## Begin RECORDS FOR THIS EXERCISE

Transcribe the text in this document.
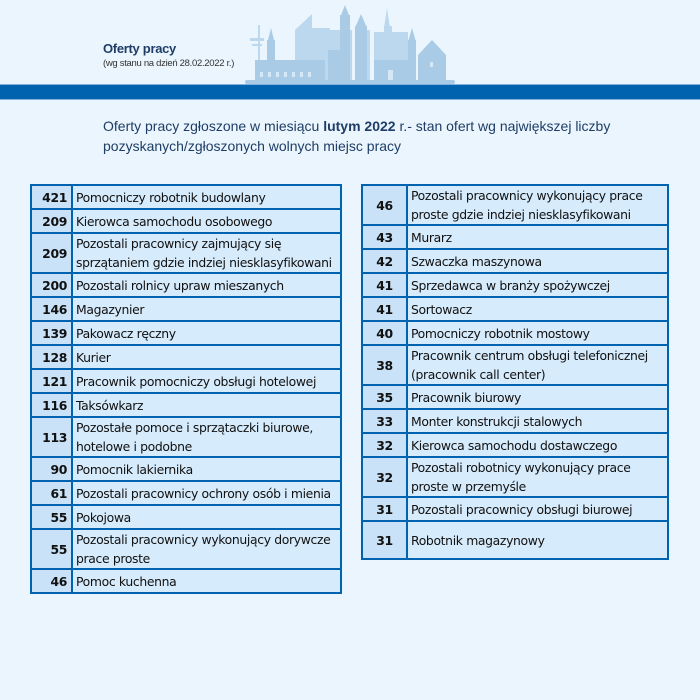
Oferty pracy
(wg stanu na dzień 28.02.2022 r.)
Oferty pracy zgłoszone w miesiącu lutym 2022 r.- stan ofert wg największej liczby pozyskanych/zgłoszonych wolnych miejsc pracy
421	Pomocniczy robotnik budowlany
209	Kierowca samochodu osobowego
209	Pozostali pracownicy zajmujący się sprzątaniem gdzie indziej niesklasyfikowani
200	Pozostali rolnicy upraw mieszanych
146	Magazynier
139	Pakowacz ręczny
128	Kurier
121	Pracownik pomocniczy obsługi hotelowej
116	Taksówkarz
113	Pozostałe pomoce i sprzątaczki biurowe, hotelowe i podobne
90	Pomocnik lakiernika
61	Pozostali pracownicy ochrony osób i mienia
55	Pokojowa
55	Pozostali pracownicy wykonujący dorywcze prace proste
46	Pomoc kuchenna
46	Pozostali pracownicy wykonujący prace proste gdzie indziej niesklasyfikowani
43	Murarz
42	Szwaczka maszynowa
41	Sprzedawca w branży spożywczej
41	Sortowacz
40	Pomocniczy robotnik mostowy
38	Pracownik centrum obsługi telefonicznej (pracownik call center)
35	Pracownik biurowy
33	Monter konstrukcji stalowych
32	Kierowca samochodu dostawczego
32	Pozostali robotnicy wykonujący prace proste w przemyśle
31	Pozostali pracownicy obsługi biurowej
31	Robotnik magazynowy
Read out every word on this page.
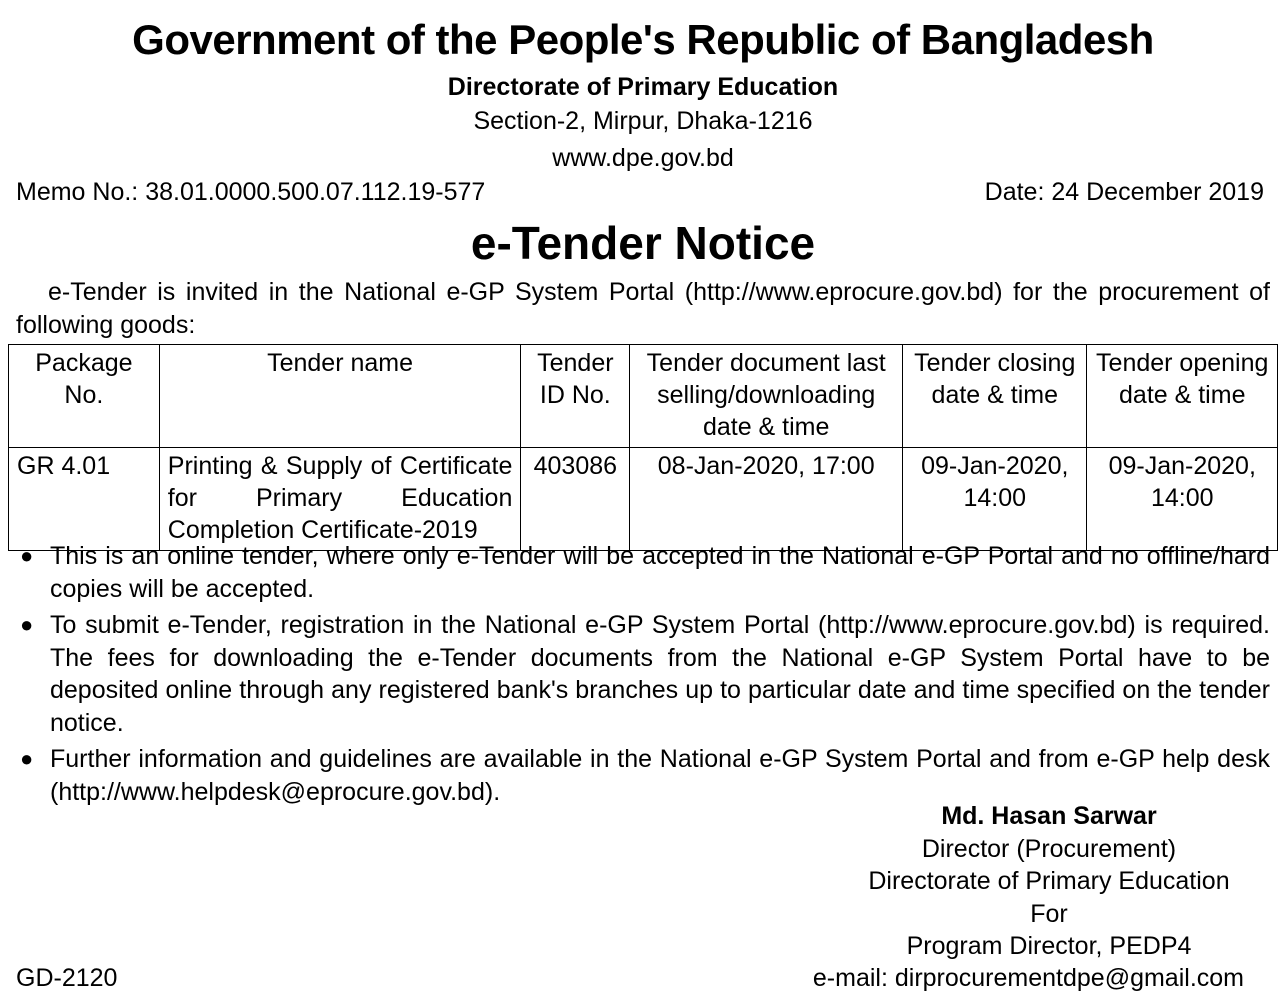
Government of the People's Republic of Bangladesh
Directorate of Primary Education
Section-2, Mirpur, Dhaka-1216
www.dpe.gov.bd
Memo No.: 38.01.0000.500.07.112.19-577	Date: 24 December 2019
e-Tender Notice
e-Tender is invited in the National e-GP System Portal (http://www.eprocure.gov.bd) for the procurement of following goods:
Package No.	Tender name	Tender ID No.	Tender document last selling/downloading date & time	Tender closing date & time	Tender opening date & time
GR 4.01	Printing & Supply of Certificate for Primary Education Completion Certificate-2019	403086	08-Jan-2020, 17:00	09-Jan-2020, 14:00	09-Jan-2020, 14:00
● This is an online tender, where only e-Tender will be accepted in the National e-GP Portal and no offline/hard copies will be accepted.
● To submit e-Tender, registration in the National e-GP System Portal (http://www.eprocure.gov.bd) is required. The fees for downloading the e-Tender documents from the National e-GP System Portal have to be deposited online through any registered bank's branches up to particular date and time specified on the tender notice.
● Further information and guidelines are available in the National e-GP System Portal and from e-GP help desk (http://www.helpdesk@eprocure.gov.bd).
Md. Hasan Sarwar
Director (Procurement)
Directorate of Primary Education
For
Program Director, PEDP4
GD-2120	e-mail: dirprocurementdpe@gmail.com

## End RECORDS FOR THIS EXERCISE

Every entry above is to be set down exactly; the pictures are to be left out.

Transcribe the text in this document.
Oferty pracy
(wg stanu na dzień 28.02.2022 r.)
Oferty pracy zgłoszone w miesiącu lutym 2022 r.- stan ofert wg największej liczby pozyskanych/zgłoszonych wolnych miejsc pracy
421	Pomocniczy robotnik budowlany
209	Kierowca samochodu osobowego
209	Pozostali pracownicy zajmujący się sprzątaniem gdzie indziej niesklasyfikowani
200	Pozostali rolnicy upraw mieszanych
146	Magazynier
139	Pakowacz ręczny
128	Kurier
121	Pracownik pomocniczy obsługi hotelowej
116	Taksówkarz
113	Pozostałe pomoce i sprzątaczki biurowe, hotelowe i podobne
90	Pomocnik lakiernika
61	Pozostali pracownicy ochrony osób i mienia
55	Pokojowa
55	Pozostali pracownicy wykonujący dorywcze prace proste
46	Pomoc kuchenna
46	Pozostali pracownicy wykonujący prace proste gdzie indziej niesklasyfikowani
43	Murarz
42	Szwaczka maszynowa
41	Sprzedawca w branży spożywczej
41	Sortowacz
40	Pomocniczy robotnik mostowy
38	Pracownik centrum obsługi telefonicznej (pracownik call center)
35	Pracownik biurowy
33	Monter konstrukcji stalowych
32	Kierowca samochodu dostawczego
32	Pozostali robotnicy wykonujący prace proste w przemyśle
31	Pozostali pracownicy obsługi biurowej
31	Robotnik magazynowy
Read out every word on this page.
Government of the People's Republic of Bangladesh
Directorate of Primary Education
Section-2, Mirpur, Dhaka-1216
www.dpe.gov.bd
Memo No.: 38.01.0000.500.07.112.19-577	Date: 24 December 2019
e-Tender Notice
e-Tender is invited in the National e-GP System Portal (http://www.eprocure.gov.bd) for the procurement of following goods:
Package No.	Tender name	Tender ID No.	Tender document last selling/downloading date & time	Tender closing date & time	Tender opening date & time
GR 4.01	Printing & Supply of Certificate for Primary Education Completion Certificate-2019	403086	08-Jan-2020, 17:00	09-Jan-2020, 14:00	09-Jan-2020, 14:00
● This is an online tender, where only e-Tender will be accepted in the National e-GP Portal and no offline/hard copies will be accepted.
● To submit e-Tender, registration in the National e-GP System Portal (http://www.eprocure.gov.bd) is required. The fees for downloading the e-Tender documents from the National e-GP System Portal have to be deposited online through any registered bank's branches up to particular date and time specified on the tender notice.
● Further information and guidelines are available in the National e-GP System Portal and from e-GP help desk (http://www.helpdesk@eprocure.gov.bd).
Md. Hasan Sarwar
Director (Procurement)
Directorate of Primary Education
For
Program Director, PEDP4
GD-2120	e-mail: dirprocurementdpe@gmail.com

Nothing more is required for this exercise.